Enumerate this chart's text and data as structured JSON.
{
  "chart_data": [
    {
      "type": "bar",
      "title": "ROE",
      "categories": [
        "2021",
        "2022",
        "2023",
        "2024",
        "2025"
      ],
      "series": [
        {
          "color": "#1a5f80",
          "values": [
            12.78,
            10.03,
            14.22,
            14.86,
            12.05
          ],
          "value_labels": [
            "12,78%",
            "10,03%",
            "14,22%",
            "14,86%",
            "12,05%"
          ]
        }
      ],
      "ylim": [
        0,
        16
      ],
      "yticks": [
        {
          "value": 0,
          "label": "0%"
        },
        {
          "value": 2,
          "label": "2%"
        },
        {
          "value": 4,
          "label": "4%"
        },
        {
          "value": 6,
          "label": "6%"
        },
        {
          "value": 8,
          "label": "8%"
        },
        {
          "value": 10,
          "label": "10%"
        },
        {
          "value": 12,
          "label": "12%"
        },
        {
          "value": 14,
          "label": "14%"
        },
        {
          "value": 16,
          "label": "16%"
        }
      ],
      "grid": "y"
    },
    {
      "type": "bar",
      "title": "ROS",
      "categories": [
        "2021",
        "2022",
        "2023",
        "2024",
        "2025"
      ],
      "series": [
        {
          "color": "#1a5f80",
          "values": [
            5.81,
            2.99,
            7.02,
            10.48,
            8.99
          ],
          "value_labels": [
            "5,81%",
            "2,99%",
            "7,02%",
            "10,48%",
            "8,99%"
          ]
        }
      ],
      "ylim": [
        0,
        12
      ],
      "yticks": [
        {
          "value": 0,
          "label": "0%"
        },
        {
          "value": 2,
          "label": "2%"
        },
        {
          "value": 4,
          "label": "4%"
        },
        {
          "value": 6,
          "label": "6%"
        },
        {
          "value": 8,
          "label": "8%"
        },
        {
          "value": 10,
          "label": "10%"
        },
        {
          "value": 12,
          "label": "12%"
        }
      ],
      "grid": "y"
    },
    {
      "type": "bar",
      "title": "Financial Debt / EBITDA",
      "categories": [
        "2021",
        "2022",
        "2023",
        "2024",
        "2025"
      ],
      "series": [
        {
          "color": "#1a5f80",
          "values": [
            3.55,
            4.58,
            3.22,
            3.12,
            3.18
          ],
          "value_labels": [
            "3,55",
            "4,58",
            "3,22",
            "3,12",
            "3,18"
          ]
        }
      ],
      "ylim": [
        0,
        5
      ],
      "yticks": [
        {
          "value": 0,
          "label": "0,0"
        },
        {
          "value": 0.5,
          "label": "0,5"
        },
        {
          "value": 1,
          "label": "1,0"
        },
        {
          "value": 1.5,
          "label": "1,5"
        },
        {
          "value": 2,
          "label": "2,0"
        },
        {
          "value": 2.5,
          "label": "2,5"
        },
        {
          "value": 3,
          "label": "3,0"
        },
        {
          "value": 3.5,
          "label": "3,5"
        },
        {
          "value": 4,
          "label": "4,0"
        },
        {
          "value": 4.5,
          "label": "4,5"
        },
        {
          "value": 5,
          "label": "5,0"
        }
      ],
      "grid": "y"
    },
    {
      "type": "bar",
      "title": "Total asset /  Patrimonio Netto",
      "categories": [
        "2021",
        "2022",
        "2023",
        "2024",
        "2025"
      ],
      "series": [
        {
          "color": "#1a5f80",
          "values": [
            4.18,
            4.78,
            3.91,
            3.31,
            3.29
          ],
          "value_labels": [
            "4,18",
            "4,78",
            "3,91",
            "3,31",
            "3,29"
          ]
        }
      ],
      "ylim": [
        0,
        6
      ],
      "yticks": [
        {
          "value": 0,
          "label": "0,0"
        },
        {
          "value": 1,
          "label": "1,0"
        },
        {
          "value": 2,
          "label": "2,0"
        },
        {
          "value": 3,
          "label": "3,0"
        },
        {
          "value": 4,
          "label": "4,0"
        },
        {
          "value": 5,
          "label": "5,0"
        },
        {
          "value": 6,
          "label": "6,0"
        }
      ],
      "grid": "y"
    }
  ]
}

• • • • •

Print the whole listing again, exactly.

Enumerate this chart's text and data as structured JSON.
{
  "chart_data": [
    {
      "type": "bar",
      "title": "ROE",
      "categories": [
        "2021",
        "2022",
        "2023",
        "2024",
        "2025"
      ],
      "series": [
        {
          "color": "#1a5f80",
          "values": [
            12.78,
            10.03,
            14.22,
            14.86,
            12.05
          ],
          "value_labels": [
            "12,78%",
            "10,03%",
            "14,22%",
            "14,86%",
            "12,05%"
          ]
        }
      ],
      "ylim": [
        0,
        16
      ],
      "yticks": [
        {
          "value": 0,
          "label": "0%"
        },
        {
          "value": 2,
          "label": "2%"
        },
        {
          "value": 4,
          "label": "4%"
        },
        {
          "value": 6,
          "label": "6%"
        },
        {
          "value": 8,
          "label": "8%"
        },
        {
          "value": 10,
          "label": "10%"
        },
        {
          "value": 12,
          "label": "12%"
        },
        {
          "value": 14,
          "label": "14%"
        },
        {
          "value": 16,
          "label": "16%"
        }
      ],
      "grid": "y"
    },
    {
      "type": "bar",
      "title": "ROS",
      "categories": [
        "2021",
        "2022",
        "2023",
        "2024",
        "2025"
      ],
      "series": [
        {
          "color": "#1a5f80",
          "values": [
            5.81,
            2.99,
            7.02,
            10.48,
            8.99
          ],
          "value_labels": [
            "5,81%",
            "2,99%",
            "7,02%",
            "10,48%",
            "8,99%"
          ]
        }
      ],
      "ylim": [
        0,
        12
      ],
      "yticks": [
        {
          "value": 0,
          "label": "0%"
        },
        {
          "value": 2,
          "label": "2%"
        },
        {
          "value": 4,
          "label": "4%"
        },
        {
          "value": 6,
          "label": "6%"
        },
        {
          "value": 8,
          "label": "8%"
        },
        {
          "value": 10,
          "label": "10%"
        },
        {
          "value": 12,
          "label": "12%"
        }
      ],
      "grid": "y"
    },
    {
      "type": "bar",
      "title": "Financial Debt / EBITDA",
      "categories": [
        "2021",
        "2022",
        "2023",
        "2024",
        "2025"
      ],
      "series": [
        {
          "color": "#1a5f80",
          "values": [
            3.55,
            4.58,
            3.22,
            3.12,
            3.18
          ],
          "value_labels": [
            "3,55",
            "4,58",
            "3,22",
            "3,12",
            "3,18"
          ]
        }
      ],
      "ylim": [
        0,
        5
      ],
      "yticks": [
        {
          "value": 0,
          "label": "0,0"
        },
        {
          "value": 0.5,
          "label": "0,5"
        },
        {
          "value": 1,
          "label": "1,0"
        },
        {
          "value": 1.5,
          "label": "1,5"
        },
        {
          "value": 2,
          "label": "2,0"
        },
        {
          "value": 2.5,
          "label": "2,5"
        },
        {
          "value": 3,
          "label": "3,0"
        },
        {
          "value": 3.5,
          "label": "3,5"
        },
        {
          "value": 4,
          "label": "4,0"
        },
        {
          "value": 4.5,
          "label": "4,5"
        },
        {
          "value": 5,
          "label": "5,0"
        }
      ],
      "grid": "y"
    },
    {
      "type": "bar",
      "title": "Total asset /  Patrimonio Netto",
      "categories": [
        "2021",
        "2022",
        "2023",
        "2024",
        "2025"
      ],
      "series": [
        {
          "color": "#1a5f80",
          "values": [
            4.18,
            4.78,
            3.91,
            3.31,
            3.29
          ],
          "value_labels": [
            "4,18",
            "4,78",
            "3,91",
            "3,31",
            "3,29"
          ]
        }
      ],
      "ylim": [
        0,
        6
      ],
      "yticks": [
        {
          "value": 0,
          "label": "0,0"
        },
        {
          "value": 1,
          "label": "1,0"
        },
        {
          "value": 2,
          "label": "2,0"
        },
        {
          "value": 3,
          "label": "3,0"
        },
        {
          "value": 4,
          "label": "4,0"
        },
        {
          "value": 5,
          "label": "5,0"
        },
        {
          "value": 6,
          "label": "6,0"
        }
      ],
      "grid": "y"
    }
  ]
}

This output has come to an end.